### REQUIREMENT
Images should be left out, and everything else in the listing reproduced exactly.

══════

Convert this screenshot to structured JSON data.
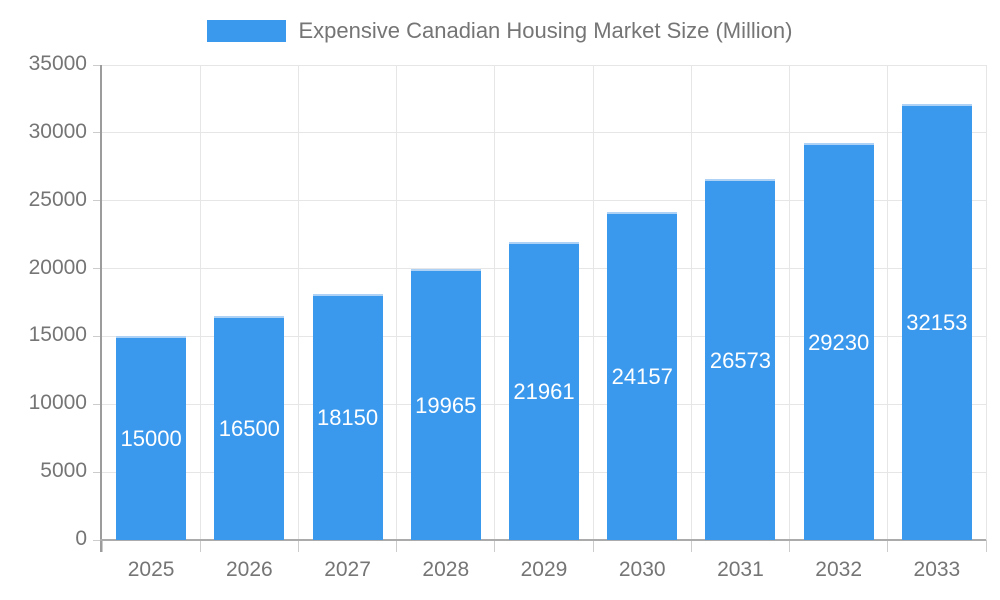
{
  "chart_data": {
    "type": "bar",
    "title": "Expensive Canadian Housing Market Size (Million)",
    "categories": [
      "2025",
      "2026",
      "2027",
      "2028",
      "2029",
      "2030",
      "2031",
      "2032",
      "2033"
    ],
    "values": [
      15000,
      16500,
      18150,
      19965,
      21961,
      24157,
      26573,
      29230,
      32153
    ],
    "value_labels": [
      "15000",
      "16500",
      "18150",
      "19965",
      "21961",
      "24157",
      "26573",
      "29230",
      "32153"
    ],
    "yticks": [
      "0",
      "5000",
      "10000",
      "15000",
      "20000",
      "25000",
      "30000",
      "35000"
    ],
    "ytick_values": [
      0,
      5000,
      10000,
      15000,
      20000,
      25000,
      30000,
      35000
    ],
    "ylim": [
      0,
      35000
    ],
    "grid": true,
    "legend_position": "top",
    "xlabel": "",
    "ylabel": ""
  },
  "colors": {
    "bar_fill": "#3b99ed",
    "bar_top_edge": "#aed2f6",
    "grid_line": "#e6e6e6",
    "tick_mark": "#cccccc",
    "y_axis_line": "#9c9c9c",
    "x_axis_line": "#ababab",
    "axis_text": "#757575",
    "bar_value_text": "#ffffff",
    "legend_text": "#757575"
  }
}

══════

### CORRECT RESPONSE
Convert this screenshot to structured JSON data.
{
  "chart_data": {
    "type": "bar",
    "title": "Expensive Canadian Housing Market Size (Million)",
    "categories": [
      "2025",
      "2026",
      "2027",
      "2028",
      "2029",
      "2030",
      "2031",
      "2032",
      "2033"
    ],
    "values": [
      15000,
      16500,
      18150,
      19965,
      21961,
      24157,
      26573,
      29230,
      32153
    ],
    "value_labels": [
      "15000",
      "16500",
      "18150",
      "19965",
      "21961",
      "24157",
      "26573",
      "29230",
      "32153"
    ],
    "yticks": [
      "0",
      "5000",
      "10000",
      "15000",
      "20000",
      "25000",
      "30000",
      "35000"
    ],
    "ytick_values": [
      0,
      5000,
      10000,
      15000,
      20000,
      25000,
      30000,
      35000
    ],
    "ylim": [
      0,
      35000
    ],
    "grid": true,
    "legend_position": "top",
    "xlabel": "",
    "ylabel": ""
  },
  "colors": {
    "bar_fill": "#3b99ed",
    "bar_top_edge": "#aed2f6",
    "grid_line": "#e6e6e6",
    "tick_mark": "#cccccc",
    "y_axis_line": "#9c9c9c",
    "x_axis_line": "#ababab",
    "axis_text": "#757575",
    "bar_value_text": "#ffffff",
    "legend_text": "#757575"
  }
}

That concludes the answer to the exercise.